(Source records)
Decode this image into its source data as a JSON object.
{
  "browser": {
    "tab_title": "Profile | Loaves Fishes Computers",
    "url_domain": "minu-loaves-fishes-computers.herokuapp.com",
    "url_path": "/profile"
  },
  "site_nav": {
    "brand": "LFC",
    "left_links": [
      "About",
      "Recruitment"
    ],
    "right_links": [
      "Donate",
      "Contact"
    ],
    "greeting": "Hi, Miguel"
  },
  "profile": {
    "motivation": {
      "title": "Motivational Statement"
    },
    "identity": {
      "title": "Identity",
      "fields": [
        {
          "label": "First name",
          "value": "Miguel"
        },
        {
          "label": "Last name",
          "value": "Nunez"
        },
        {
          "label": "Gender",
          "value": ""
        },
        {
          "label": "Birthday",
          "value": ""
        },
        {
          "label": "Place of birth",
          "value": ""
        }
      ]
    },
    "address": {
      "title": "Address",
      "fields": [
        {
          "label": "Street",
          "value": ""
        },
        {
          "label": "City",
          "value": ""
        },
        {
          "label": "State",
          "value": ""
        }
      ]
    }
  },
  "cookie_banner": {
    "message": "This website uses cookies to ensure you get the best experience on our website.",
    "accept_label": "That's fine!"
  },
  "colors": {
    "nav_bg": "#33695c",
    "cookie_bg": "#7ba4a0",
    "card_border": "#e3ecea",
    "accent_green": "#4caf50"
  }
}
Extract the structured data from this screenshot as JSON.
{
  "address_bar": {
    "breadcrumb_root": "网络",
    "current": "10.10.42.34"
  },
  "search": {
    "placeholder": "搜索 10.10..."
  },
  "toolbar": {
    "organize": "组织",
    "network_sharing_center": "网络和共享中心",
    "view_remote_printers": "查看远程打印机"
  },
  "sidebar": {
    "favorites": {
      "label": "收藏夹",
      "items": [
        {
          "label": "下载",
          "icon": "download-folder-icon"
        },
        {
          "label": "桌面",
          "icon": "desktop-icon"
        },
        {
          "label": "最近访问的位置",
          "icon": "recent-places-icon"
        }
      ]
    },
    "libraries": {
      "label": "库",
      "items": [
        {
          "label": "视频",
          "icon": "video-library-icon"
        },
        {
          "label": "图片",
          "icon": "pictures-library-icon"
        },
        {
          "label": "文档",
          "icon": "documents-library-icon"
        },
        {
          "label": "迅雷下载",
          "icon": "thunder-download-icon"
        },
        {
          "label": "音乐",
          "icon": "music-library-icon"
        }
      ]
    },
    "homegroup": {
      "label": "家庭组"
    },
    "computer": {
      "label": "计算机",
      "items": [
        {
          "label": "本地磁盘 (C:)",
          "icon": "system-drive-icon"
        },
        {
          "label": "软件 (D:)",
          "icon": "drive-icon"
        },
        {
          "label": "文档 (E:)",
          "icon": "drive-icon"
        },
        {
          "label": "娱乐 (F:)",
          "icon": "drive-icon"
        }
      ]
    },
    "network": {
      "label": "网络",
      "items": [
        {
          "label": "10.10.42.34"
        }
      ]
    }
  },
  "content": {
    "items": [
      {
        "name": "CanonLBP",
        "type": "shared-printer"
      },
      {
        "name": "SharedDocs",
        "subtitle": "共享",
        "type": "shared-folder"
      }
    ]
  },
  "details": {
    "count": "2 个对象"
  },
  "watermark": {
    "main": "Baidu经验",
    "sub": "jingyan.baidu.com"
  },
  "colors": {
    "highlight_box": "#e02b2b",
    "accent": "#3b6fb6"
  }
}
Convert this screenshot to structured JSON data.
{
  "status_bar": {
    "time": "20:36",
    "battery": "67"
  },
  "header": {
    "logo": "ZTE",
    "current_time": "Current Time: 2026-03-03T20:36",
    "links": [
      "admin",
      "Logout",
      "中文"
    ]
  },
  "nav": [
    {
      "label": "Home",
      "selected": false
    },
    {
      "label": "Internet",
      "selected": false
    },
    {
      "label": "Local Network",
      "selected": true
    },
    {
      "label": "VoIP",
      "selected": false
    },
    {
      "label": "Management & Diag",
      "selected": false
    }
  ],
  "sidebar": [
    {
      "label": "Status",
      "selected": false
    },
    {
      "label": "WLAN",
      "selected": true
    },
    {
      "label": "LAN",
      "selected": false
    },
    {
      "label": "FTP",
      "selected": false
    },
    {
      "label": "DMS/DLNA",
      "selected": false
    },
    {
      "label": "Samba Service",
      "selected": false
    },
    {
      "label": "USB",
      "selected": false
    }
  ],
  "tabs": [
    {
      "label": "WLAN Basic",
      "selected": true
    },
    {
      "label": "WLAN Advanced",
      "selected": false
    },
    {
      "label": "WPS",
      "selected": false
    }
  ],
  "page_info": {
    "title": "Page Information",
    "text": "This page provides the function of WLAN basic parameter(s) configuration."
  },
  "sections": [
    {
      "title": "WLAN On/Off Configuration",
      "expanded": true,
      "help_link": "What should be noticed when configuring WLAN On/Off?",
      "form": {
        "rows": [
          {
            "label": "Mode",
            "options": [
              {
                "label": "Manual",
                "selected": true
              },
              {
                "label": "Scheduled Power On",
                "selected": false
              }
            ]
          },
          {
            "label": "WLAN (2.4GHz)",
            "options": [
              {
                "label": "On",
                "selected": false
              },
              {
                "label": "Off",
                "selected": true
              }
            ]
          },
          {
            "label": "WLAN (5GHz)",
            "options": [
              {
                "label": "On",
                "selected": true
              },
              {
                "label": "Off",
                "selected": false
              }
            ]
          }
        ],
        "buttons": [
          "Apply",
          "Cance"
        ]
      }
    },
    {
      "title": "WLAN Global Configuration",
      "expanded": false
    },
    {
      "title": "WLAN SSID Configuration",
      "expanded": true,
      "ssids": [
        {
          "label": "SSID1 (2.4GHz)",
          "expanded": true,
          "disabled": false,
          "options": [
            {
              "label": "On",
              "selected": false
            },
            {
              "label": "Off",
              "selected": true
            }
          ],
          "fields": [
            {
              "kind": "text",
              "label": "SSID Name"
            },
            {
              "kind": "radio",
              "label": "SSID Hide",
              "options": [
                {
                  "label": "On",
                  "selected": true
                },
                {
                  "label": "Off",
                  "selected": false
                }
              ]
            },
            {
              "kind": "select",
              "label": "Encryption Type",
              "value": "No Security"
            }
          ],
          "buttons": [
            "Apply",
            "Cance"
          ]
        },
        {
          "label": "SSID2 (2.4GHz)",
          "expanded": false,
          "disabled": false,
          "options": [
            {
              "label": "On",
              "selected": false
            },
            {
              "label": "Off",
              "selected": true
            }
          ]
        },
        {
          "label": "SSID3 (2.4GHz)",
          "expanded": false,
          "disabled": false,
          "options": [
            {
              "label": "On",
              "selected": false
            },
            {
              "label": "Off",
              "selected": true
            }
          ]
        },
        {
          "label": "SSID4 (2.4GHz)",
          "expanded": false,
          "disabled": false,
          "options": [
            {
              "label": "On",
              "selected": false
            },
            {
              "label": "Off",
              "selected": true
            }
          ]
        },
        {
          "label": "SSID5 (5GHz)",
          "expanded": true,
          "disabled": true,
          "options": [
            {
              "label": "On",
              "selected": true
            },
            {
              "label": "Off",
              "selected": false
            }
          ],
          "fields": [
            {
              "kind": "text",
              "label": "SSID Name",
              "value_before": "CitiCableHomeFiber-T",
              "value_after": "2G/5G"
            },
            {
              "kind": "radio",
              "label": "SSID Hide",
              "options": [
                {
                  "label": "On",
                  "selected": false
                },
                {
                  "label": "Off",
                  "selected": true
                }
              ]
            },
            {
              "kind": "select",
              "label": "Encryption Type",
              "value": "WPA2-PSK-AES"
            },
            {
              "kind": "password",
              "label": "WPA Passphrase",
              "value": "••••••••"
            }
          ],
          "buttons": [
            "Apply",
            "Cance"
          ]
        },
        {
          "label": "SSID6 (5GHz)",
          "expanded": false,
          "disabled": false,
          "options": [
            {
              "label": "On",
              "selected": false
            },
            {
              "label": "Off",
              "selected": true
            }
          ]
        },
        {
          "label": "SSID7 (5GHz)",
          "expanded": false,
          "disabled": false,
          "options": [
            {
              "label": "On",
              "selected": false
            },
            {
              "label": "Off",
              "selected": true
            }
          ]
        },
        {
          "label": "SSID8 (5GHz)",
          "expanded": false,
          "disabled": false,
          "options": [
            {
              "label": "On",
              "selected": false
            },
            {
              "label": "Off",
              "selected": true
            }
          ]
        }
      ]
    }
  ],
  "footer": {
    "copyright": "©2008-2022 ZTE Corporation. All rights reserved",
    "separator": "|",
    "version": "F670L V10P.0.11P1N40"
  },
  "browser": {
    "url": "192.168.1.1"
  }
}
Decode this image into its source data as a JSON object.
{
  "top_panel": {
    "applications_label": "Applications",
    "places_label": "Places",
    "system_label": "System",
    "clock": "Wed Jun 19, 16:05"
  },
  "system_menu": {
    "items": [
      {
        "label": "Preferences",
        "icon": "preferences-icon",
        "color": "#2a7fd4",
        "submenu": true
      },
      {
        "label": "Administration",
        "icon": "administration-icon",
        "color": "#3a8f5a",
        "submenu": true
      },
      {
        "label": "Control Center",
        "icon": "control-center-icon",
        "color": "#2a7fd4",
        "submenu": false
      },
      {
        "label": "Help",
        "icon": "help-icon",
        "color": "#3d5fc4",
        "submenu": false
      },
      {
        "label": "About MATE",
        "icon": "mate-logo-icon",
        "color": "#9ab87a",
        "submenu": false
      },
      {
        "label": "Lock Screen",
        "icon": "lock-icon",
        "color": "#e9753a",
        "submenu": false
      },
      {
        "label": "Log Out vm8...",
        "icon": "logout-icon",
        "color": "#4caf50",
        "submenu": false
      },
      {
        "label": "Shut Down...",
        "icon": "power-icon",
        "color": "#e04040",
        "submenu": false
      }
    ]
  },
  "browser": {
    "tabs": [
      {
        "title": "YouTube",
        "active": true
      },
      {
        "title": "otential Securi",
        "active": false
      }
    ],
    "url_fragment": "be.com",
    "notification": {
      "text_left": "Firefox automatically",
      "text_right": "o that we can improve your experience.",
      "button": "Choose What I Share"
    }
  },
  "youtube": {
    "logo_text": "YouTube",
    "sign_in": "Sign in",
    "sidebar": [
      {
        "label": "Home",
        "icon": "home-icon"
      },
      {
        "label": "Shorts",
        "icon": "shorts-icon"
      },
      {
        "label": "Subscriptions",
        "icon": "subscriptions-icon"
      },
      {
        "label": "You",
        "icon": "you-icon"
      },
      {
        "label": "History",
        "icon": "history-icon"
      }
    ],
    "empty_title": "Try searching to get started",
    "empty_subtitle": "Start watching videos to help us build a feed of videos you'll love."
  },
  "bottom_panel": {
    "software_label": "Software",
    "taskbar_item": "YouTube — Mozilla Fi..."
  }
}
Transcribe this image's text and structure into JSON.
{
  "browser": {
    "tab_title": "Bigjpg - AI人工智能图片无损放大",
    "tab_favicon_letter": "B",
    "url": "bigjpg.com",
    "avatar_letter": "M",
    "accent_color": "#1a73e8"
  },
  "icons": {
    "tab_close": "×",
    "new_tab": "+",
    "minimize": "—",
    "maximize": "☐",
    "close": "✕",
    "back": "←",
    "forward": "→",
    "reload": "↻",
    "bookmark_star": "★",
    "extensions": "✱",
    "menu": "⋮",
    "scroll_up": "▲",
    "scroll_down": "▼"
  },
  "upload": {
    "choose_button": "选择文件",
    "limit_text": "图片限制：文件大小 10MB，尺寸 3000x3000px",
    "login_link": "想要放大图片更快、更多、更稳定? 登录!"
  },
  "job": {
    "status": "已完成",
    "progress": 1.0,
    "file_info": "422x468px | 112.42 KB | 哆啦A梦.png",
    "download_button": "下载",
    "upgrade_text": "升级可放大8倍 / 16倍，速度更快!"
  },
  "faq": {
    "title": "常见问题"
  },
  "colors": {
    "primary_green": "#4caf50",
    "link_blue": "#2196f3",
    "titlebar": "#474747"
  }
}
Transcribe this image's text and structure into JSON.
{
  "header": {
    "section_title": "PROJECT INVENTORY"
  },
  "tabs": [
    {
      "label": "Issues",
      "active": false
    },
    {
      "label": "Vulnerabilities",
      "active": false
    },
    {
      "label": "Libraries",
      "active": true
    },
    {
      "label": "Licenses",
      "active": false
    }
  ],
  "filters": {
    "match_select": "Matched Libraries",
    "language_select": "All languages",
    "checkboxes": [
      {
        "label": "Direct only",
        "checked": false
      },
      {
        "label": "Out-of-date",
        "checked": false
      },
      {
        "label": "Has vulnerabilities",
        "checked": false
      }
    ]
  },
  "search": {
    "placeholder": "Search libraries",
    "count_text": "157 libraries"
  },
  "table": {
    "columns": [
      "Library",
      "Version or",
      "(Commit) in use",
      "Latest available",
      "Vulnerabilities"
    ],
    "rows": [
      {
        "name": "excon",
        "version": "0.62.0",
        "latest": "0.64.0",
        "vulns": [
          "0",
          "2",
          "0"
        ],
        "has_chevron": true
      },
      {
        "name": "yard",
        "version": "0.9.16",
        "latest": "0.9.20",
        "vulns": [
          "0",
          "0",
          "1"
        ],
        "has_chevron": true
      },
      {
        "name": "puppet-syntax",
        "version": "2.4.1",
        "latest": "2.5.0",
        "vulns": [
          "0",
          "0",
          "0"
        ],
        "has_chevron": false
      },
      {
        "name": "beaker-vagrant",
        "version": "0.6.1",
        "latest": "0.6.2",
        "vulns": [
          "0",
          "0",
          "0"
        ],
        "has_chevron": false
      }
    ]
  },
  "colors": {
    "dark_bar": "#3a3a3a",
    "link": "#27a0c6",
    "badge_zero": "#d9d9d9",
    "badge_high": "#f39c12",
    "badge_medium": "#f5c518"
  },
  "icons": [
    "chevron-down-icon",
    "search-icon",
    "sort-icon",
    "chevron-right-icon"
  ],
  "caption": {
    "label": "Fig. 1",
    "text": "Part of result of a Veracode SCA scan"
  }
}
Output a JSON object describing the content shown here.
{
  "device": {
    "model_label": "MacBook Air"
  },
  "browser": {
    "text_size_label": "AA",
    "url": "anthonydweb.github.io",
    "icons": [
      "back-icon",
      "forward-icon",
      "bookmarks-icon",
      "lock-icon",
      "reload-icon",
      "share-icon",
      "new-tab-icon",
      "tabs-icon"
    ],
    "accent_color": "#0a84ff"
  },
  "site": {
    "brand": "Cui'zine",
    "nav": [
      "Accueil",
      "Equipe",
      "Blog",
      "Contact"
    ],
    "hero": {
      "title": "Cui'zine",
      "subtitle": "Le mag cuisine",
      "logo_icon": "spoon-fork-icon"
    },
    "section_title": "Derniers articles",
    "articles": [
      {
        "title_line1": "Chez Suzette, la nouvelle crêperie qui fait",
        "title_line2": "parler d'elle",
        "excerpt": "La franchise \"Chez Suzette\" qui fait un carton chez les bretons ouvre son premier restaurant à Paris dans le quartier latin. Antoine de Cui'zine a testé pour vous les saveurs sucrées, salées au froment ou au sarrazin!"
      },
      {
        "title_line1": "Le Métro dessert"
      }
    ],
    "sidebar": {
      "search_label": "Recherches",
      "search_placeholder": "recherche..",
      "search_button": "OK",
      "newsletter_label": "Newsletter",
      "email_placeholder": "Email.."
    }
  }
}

Direction:
Which lines above contain "data"? Show each of them.

Result of this task:
Decode this image into its source data as a JSON object.
Extract the structured data from this screenshot as JSON.
Convert this screenshot to structured JSON data.
Decode this image into its source data as a JSON object.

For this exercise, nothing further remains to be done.